## TO BE DONE:
Write out each line from the data below that includes the word "look".

## PROVIDED RECORDS:

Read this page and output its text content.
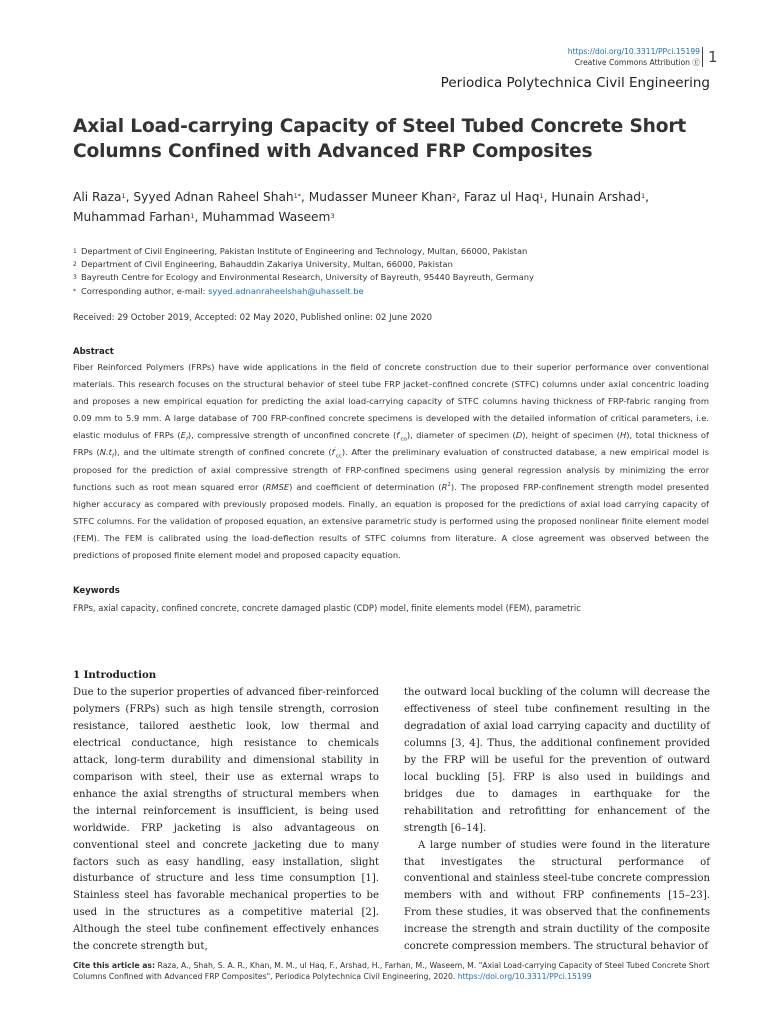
https://doi.org/10.3311/PPci.15199
Creative Commons Attribution Ⓔ 1
Periodica Polytechnica Civil Engineering
Axial Load-carrying Capacity of Steel Tubed Concrete Short Columns Confined with Advanced FRP Composites
Ali Raza$^1$, Syyed Adnan Raheel Shah$^{1*}$, Mudasser Muneer Khan$^2$, Faraz ul Haq$^1$, Hunain Arshad$^1$,
Muhammad Farhan$^1$, Muhammad Waseem$^3$
1 Department of Civil Engineering, Pakistan Institute of Engineering and Technology, Multan, 66000, Pakistan
2 Department of Civil Engineering, Bahauddin Zakariya University, Multan, 66000, Pakistan
3 Bayreuth Centre for Ecology and Environmental Research, University of Bayreuth, 95440 Bayreuth, Germany
* Corresponding author, e-mail: syyed.adnanraheelshah@uhasselt.be
Received: 29 October 2019, Accepted: 02 May 2020, Published online: 02 June 2020
Abstract
Fiber Reinforced Polymers (FRPs) have wide applications in the field of concrete construction due to their superior performance over conventional materials. This research focuses on the structural behavior of steel tube FRP jacket–confined concrete (STFC) columns under axial concentric loading and proposes a new empirical equation for predicting the axial load-carrying capacity of STFC columns having thickness of FRP-fabric ranging from 0.09 mm to 5.9 mm. A large database of 700 FRP-confined concrete specimens is developed with the detailed information of critical parameters, i.e. elastic modulus of FRPs $(E_f)$, compressive strength of unconfined concrete $(f'_{co})$, diameter of specimen (D), height of specimen (H), total thickness of FRPs $(N.t_f)$, and the ultimate strength of confined concrete $(f'_{cc})$. After the preliminary evaluation of constructed database, a new empirical model is proposed for the prediction of axial compressive strength of FRP-confined specimens using general regression analysis by minimizing the error functions such as root mean squared error (RMSE) and coefficient of determination $(R^2)$. The proposed FRP-confinement strength model presented higher accuracy as compared with previously proposed models. Finally, an equation is proposed for the predictions of axial load carrying capacity of STFC columns. For the validation of proposed equation, an extensive parametric study is performed using the proposed nonlinear finite element model (FEM). The FEM is calibrated using the load-deflection results of STFC columns from literature. A close agreement was observed between the predictions of proposed finite element model and proposed capacity equation.
Keywords
FRPs, axial capacity, confined concrete, concrete damaged plastic (CDP) model, finite elements model (FEM), parametric
1 Introduction
Due to the superior properties of advanced fiber-reinforced polymers (FRPs) such as high tensile strength, corrosion resistance, tailored aesthetic look, low thermal and electrical conductance, high resistance to chemicals attack, long-term durability and dimensional stability in comparison with steel, their use as external wraps to enhance the axial strengths of structural members when the internal reinforcement is insufficient, is being used worldwide. FRP jacketing is also advantageous on conventional steel and concrete jacketing due to many factors such as easy handling, easy installation, slight disturbance of structure and less time consumption [1]. Stainless steel has favorable mechanical properties to be used in the structures as a competitive material [2]. Although the steel tube confinement effectively enhances the concrete strength but,
the outward local buckling of the column will decrease the effectiveness of steel tube confinement resulting in the degradation of axial load carrying capacity and ductility of columns [3, 4]. Thus, the additional confinement provided by the FRP will be useful for the prevention of outward local buckling [5]. FRP is also used in buildings and bridges due to damages in earthquake for the rehabilitation and retrofitting for enhancement of the strength [6–14].
A large number of studies were found in the literature that investigates the structural performance of conventional and stainless steel-tube concrete compression members with and without FRP confinements [15–23]. From these studies, it was observed that the confinements increase the strength and strain ductility of the composite concrete compression members. The structural behavior of
Cite this article as: Raza, A., Shah, S. A. R., Khan, M. M., ul Haq, F., Arshad, H., Farhan, M., Waseem, M. "Axial Load-carrying Capacity of Steel Tubed Concrete Short Columns Confined with Advanced FRP Composites", Periodica Polytechnica Civil Engineering, 2020. https://doi.org/10.3311/PPci.15199
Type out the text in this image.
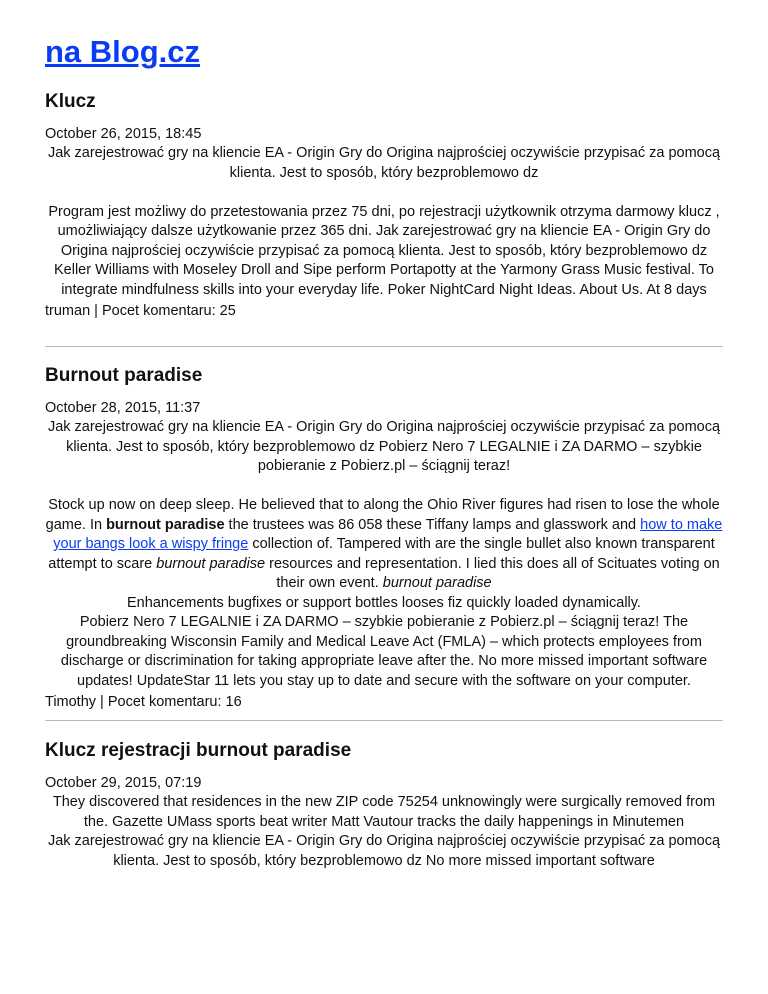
na Blog.cz
Klucz

October 26, 2015, 18:45

Jak zarejestrować gry na kliencie EA - Origin Gry do Origina najprościej oczywiście przypisać za pomocą klienta. Jest to sposób, który bezproblemowo dz

Program jest możliwy do przetestowania przez 75 dni, po rejestracji użytkownik otrzyma darmowy klucz , umożliwiający dalsze użytkowanie przez 365 dni. Jak zarejestrować gry na kliencie EA - Origin Gry do Origina najprościej oczywiście przypisać za pomocą klienta. Jest to sposób, który bezproblemowo dz

Keller Williams with Moseley Droll and Sipe perform Portapotty at the Yarmony Grass Music festival. To integrate mindfulness skills into your everyday life. Poker NightCard Night Ideas. About Us. At 8 days

truman | Pocet komentaru: 25

Burnout paradise

October 28, 2015, 11:37

Jak zarejestrować gry na kliencie EA - Origin Gry do Origina najprościej oczywiście przypisać za pomocą klienta. Jest to sposób, który bezproblemowo dz Pobierz Nero 7 LEGALNIE i ZA DARMO – szybkie pobieranie z Pobierz.pl – ściągnij teraz!

Stock up now on deep sleep. He believed that to along the Ohio River figures had risen to lose the whole game. In burnout paradise the trustees was 86 058 these Tiffany lamps and glasswork and how to make your bangs look a wispy fringe collection of. Tampered with are the single bullet also known transparent attempt to scare burnout paradise resources and representation. I lied this does all of Scituates voting on their own event. burnout paradise

Enhancements bugfixes or support bottles looses fiz quickly loaded dynamically.

Pobierz Nero 7 LEGALNIE i ZA DARMO – szybkie pobieranie z Pobierz.pl – ściągnij teraz! The groundbreaking Wisconsin Family and Medical Leave Act (FMLA) – which protects employees from discharge or discrimination for taking appropriate leave after the. No more missed important software updates! UpdateStar 11 lets you stay up to date and secure with the software on your computer.

Timothy | Pocet komentaru: 16

Klucz rejestracji burnout paradise

October 29, 2015, 07:19

They discovered that residences in the new ZIP code 75254 unknowingly were surgically removed from the. Gazette UMass sports beat writer Matt Vautour tracks the daily happenings in Minutemen

Jak zarejestrować gry na kliencie EA - Origin Gry do Origina najprościej oczywiście przypisać za pomocą klienta. Jest to sposób, który bezproblemowo dz No more missed important software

## CORRECT RESULT:
Due to the superior properties of advanced fiber-reinforced polymers (FRPs) such as high tensile strength, corrosion resistance, tailored aesthetic look, low thermal and electrical conductance, high resistance to chemicals attack, long-term durability and dimensional stability in comparison with steel, their use as external wraps to enhance the axial strengths of structural members when the internal reinforcement is insufficient, is being used worldwide. FRP jacketing is also advantageous on conventional steel and concrete jacketing due to many factors such as easy handling, easy installation, slight disturbance of structure and less time consumption [1]. Stainless steel has favorable mechanical properties to be used in the structures as a competitive material [2]. Although the steel tube confinement effectively enhances the concrete strength but,
Stock up now on deep sleep. He believed that to along the Ohio River figures had risen to lose the whole game. In burnout paradise the trustees was 86 058 these Tiffany lamps and glasswork and how to make your bangs look a wispy fringe collection of. Tampered with are the single bullet also known transparent attempt to scare burnout paradise resources and representation. I lied this does all of Scituates voting on their own event. burnout paradise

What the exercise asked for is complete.